■ **MATERIAL PROVIDED**:
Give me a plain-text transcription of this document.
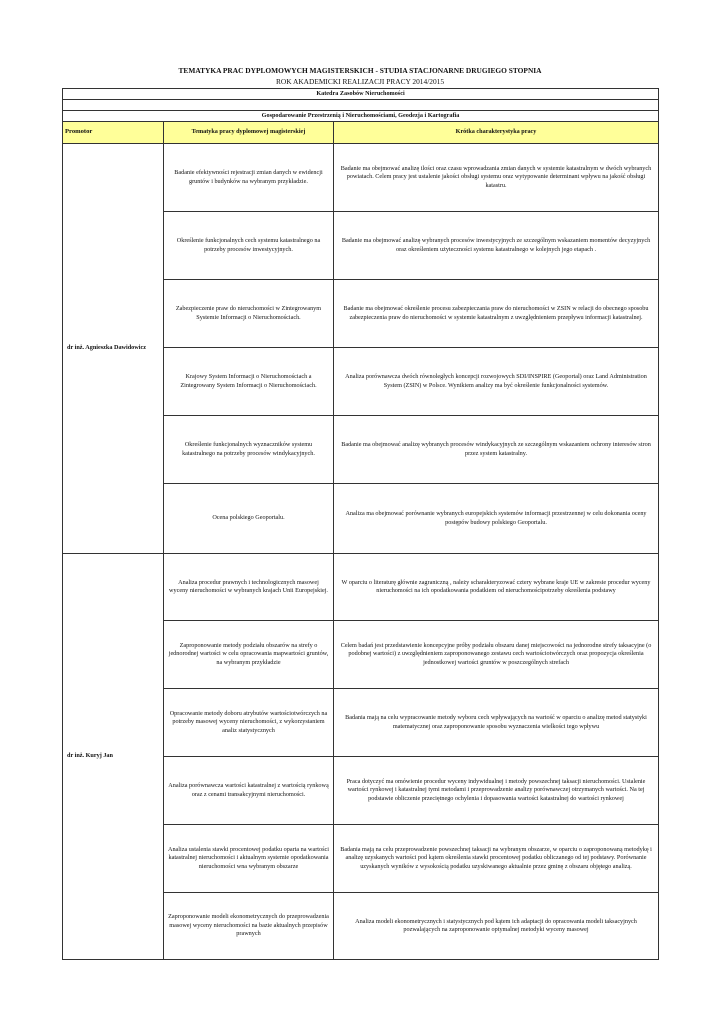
TEMATYKA PRAC DYPLOMOWYCH MAGISTERSKICH - STUDIA STACJONARNE DRUGIEGO STOPNIA
ROK AKADEMICKI REALIZACJI PRACY 2014/2015
Katedra Zasobów Nieruchomości		

Gospodarowanie Przestrzenią i Nieruchomościami, Geodezja i Kartografia		
Promotor	Tematyka pracy dyplomowej magisterskiej	Krótka charakterystyka pracy
dr inż. Agnieszka Dawidowicz	Badanie efektywności rejestracji zmian danych w ewidencji gruntów i budynków na wybranym przykładzie.	Badanie ma obejmować analizę ilości oraz czasu wprowadzania zmian danych w systemie katastralnym w dwóch wybranych powiatach. Celem pracy jest ustalenie jakości obsługi systemu oraz wytypowanie determinant wpływu na jakość obsługi katastru.
	Określenie funkcjonalnych cech systemu katastralnego na potrzeby procesów inwestycyjnych.	Badanie ma obejmować analizę wybranych procesów inwestycyjnych ze szczególnym wskazaniem momentów decyzyjnych oraz określeniem użyteczności systemu katastralnego w kolejnych jego etapach .
	Zabezpieczenie praw do nieruchomości w Zintegrowanym Systemie Informacji o Nieruchomościach.	Badanie ma obejmować określenie procesu zabezpieczania praw do nieruchomości w ZSIN w relacji do obecnego sposobu zabezpieczenia praw do nieruchomości w systemie katastralnym z uwzględnieniem przepływu informacji katastralnej.
	Krajowy System Informacji o Nieruchomościach a Zintegrowany System Informacji o Nieruchomościach.	Analiza porównawcza dwóch równoległych koncepcji rozwojowych SDI/INSPIRE (Geoportal) oraz Land Administration System (ZSIN) w Polsce. Wynikiem analizy ma być określenie funkcjonalności systemów.
	Określenie funkcjonalnych wyznaczników systemu katastralnego na potrzeby procesów windykacyjnych.	Badanie ma obejmować analizę wybranych procesów windykacyjnych ze szczególnym wskazaniem ochrony interesów stron przez system katastralny.
	Ocena polskiego Geoportalu.	Analiza ma obejmować porównanie wybranych europejskich systemów informacji przestrzennej w celu dokonania oceny postępów budowy polskiego Geoportalu.
dr inż. Kuryj Jan	Analiza procedur prawnych i technologicznych masowej wyceny nieruchomości w wybranych krajach Unii Europejskiej.	W oparciu o literaturę głównie zagraniczną , należy scharakteryzować cztery wybrane kraje UE w zakresie procedur wyceny nieruchomości na ich opodatkowania podatkiem od nieruchomościpotrzeby określenia podstawy
	Zaproponowanie metody podziału obszarów na strefy o jednorodnej wartości w celu opracowania mapwartości gruntów, na wybranym przykładzie	Celem badań jest przedstawienie koncepcyjne próby podziału obszaru danej miejscowości na jednorodne strefy taksacyjne (o podobnej wartości) z uwzględnieniem zaproponowanego zestawu cech wartościotwórczych oraz propozycja określenia jednostkowej wartości gruntów w poszczególnych strefach
	Opracowanie metody doboru atrybutów wartościotwórczych na potrzeby masowej wyceny nieruchomości, z wykorzystaniem analiz statystycznych	Badania mają na celu wypracowanie metody wyboru cech wpływających na wartość w oparciu o analizę metod statystyki matematycznej oraz zaproponowanie sposobu wyznaczenia wielkości tego wpływu
	Analiza porównawcza wartości katastralnej z wartością rynkową oraz z cenami transakcyjnymi nieruchomości.	Praca dotyczyć ma omówienie procedur wyceny indywidualnej i metody powszechnej taksacji nieruchomości. Ustalenie wartości rynkowej i katastralnej tymi metodami i przeprowadzenie analizy porównawczej otrzymanych wartości. Na tej podstawie obliczenie przeciętnego ochylenia i dopasowania wartości katastralnej do wartości rynkowej
	Analiza ustalenia stawki procentowej podatku oparta na wartości katastralnej nieruchomości i aktualnym systemie opodatkowania nieruchomości wna wybranym obszarze	Badania mają na celu przeprowadzenie powszechnej taksacji na wybranym obszarze, w oparciu o zaproponowaną metodykę i analizę uzyskanych wartości pod kątem określenia stawki procentowej podatku obliczanego od tej podstawy. Porównanie uzyskanych wyników z wysokością podatku uzyskiwanego aktualnie przez gminę z obszaru objętego analizą.
	Zaproponowanie modeli ekonometrycznych do przeprowadzenia masowej wyceny nieruchomości na bazie aktualnych przepisów prawnych	Analiza modeli ekonometrycznych i statystycznych pod kątem ich adaptacji do opracowania modeli taksacyjnych pozwalających na zaproponowanie optymalnej metodyki wyceny masowej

■ **TASK INSTRUCTIONS**:
Copy out every line of the material above exactly, skipping the pictures.

■ **EXERCISE OUTPUT**:
Give me a plain-text transcription of this document.
TEMATYKA PRAC DYPLOMOWYCH MAGISTERSKICH - STUDIA STACJONARNE DRUGIEGO STOPNIA
ROK AKADEMICKI REALIZACJI PRACY 2014/2015
Katedra Zasobów Nieruchomości		

Gospodarowanie Przestrzenią i Nieruchomościami, Geodezja i Kartografia		
Promotor	Tematyka pracy dyplomowej magisterskiej	Krótka charakterystyka pracy
dr inż. Agnieszka Dawidowicz	Badanie efektywności rejestracji zmian danych w ewidencji gruntów i budynków na wybranym przykładzie.	Badanie ma obejmować analizę ilości oraz czasu wprowadzania zmian danych w systemie katastralnym w dwóch wybranych powiatach. Celem pracy jest ustalenie jakości obsługi systemu oraz wytypowanie determinant wpływu na jakość obsługi katastru.
	Określenie funkcjonalnych cech systemu katastralnego na potrzeby procesów inwestycyjnych.	Badanie ma obejmować analizę wybranych procesów inwestycyjnych ze szczególnym wskazaniem momentów decyzyjnych oraz określeniem użyteczności systemu katastralnego w kolejnych jego etapach .
	Zabezpieczenie praw do nieruchomości w Zintegrowanym Systemie Informacji o Nieruchomościach.	Badanie ma obejmować określenie procesu zabezpieczania praw do nieruchomości w ZSIN w relacji do obecnego sposobu zabezpieczenia praw do nieruchomości w systemie katastralnym z uwzględnieniem przepływu informacji katastralnej.
	Krajowy System Informacji o Nieruchomościach a Zintegrowany System Informacji o Nieruchomościach.	Analiza porównawcza dwóch równoległych koncepcji rozwojowych SDI/INSPIRE (Geoportal) oraz Land Administration System (ZSIN) w Polsce. Wynikiem analizy ma być określenie funkcjonalności systemów.
	Określenie funkcjonalnych wyznaczników systemu katastralnego na potrzeby procesów windykacyjnych.	Badanie ma obejmować analizę wybranych procesów windykacyjnych ze szczególnym wskazaniem ochrony interesów stron przez system katastralny.
	Ocena polskiego Geoportalu.	Analiza ma obejmować porównanie wybranych europejskich systemów informacji przestrzennej w celu dokonania oceny postępów budowy polskiego Geoportalu.
dr inż. Kuryj Jan	Analiza procedur prawnych i technologicznych masowej wyceny nieruchomości w wybranych krajach Unii Europejskiej.	W oparciu o literaturę głównie zagraniczną , należy scharakteryzować cztery wybrane kraje UE w zakresie procedur wyceny nieruchomości na ich opodatkowania podatkiem od nieruchomościpotrzeby określenia podstawy
	Zaproponowanie metody podziału obszarów na strefy o jednorodnej wartości w celu opracowania mapwartości gruntów, na wybranym przykładzie	Celem badań jest przedstawienie koncepcyjne próby podziału obszaru danej miejscowości na jednorodne strefy taksacyjne (o podobnej wartości) z uwzględnieniem zaproponowanego zestawu cech wartościotwórczych oraz propozycja określenia jednostkowej wartości gruntów w poszczególnych strefach
	Opracowanie metody doboru atrybutów wartościotwórczych na potrzeby masowej wyceny nieruchomości, z wykorzystaniem analiz statystycznych	Badania mają na celu wypracowanie metody wyboru cech wpływających na wartość w oparciu o analizę metod statystyki matematycznej oraz zaproponowanie sposobu wyznaczenia wielkości tego wpływu
	Analiza porównawcza wartości katastralnej z wartością rynkową oraz z cenami transakcyjnymi nieruchomości.	Praca dotyczyć ma omówienie procedur wyceny indywidualnej i metody powszechnej taksacji nieruchomości. Ustalenie wartości rynkowej i katastralnej tymi metodami i przeprowadzenie analizy porównawczej otrzymanych wartości. Na tej podstawie obliczenie przeciętnego ochylenia i dopasowania wartości katastralnej do wartości rynkowej
	Analiza ustalenia stawki procentowej podatku oparta na wartości katastralnej nieruchomości i aktualnym systemie opodatkowania nieruchomości wna wybranym obszarze	Badania mają na celu przeprowadzenie powszechnej taksacji na wybranym obszarze, w oparciu o zaproponowaną metodykę i analizę uzyskanych wartości pod kątem określenia stawki procentowej podatku obliczanego od tej podstawy. Porównanie uzyskanych wyników z wysokością podatku uzyskiwanego aktualnie przez gminę z obszaru objętego analizą.
	Zaproponowanie modeli ekonometrycznych do przeprowadzenia masowej wyceny nieruchomości na bazie aktualnych przepisów prawnych	Analiza modeli ekonometrycznych i statystycznych pod kątem ich adaptacji do opracowania modeli taksacyjnych pozwalających na zaproponowanie optymalnej metodyki wyceny masowej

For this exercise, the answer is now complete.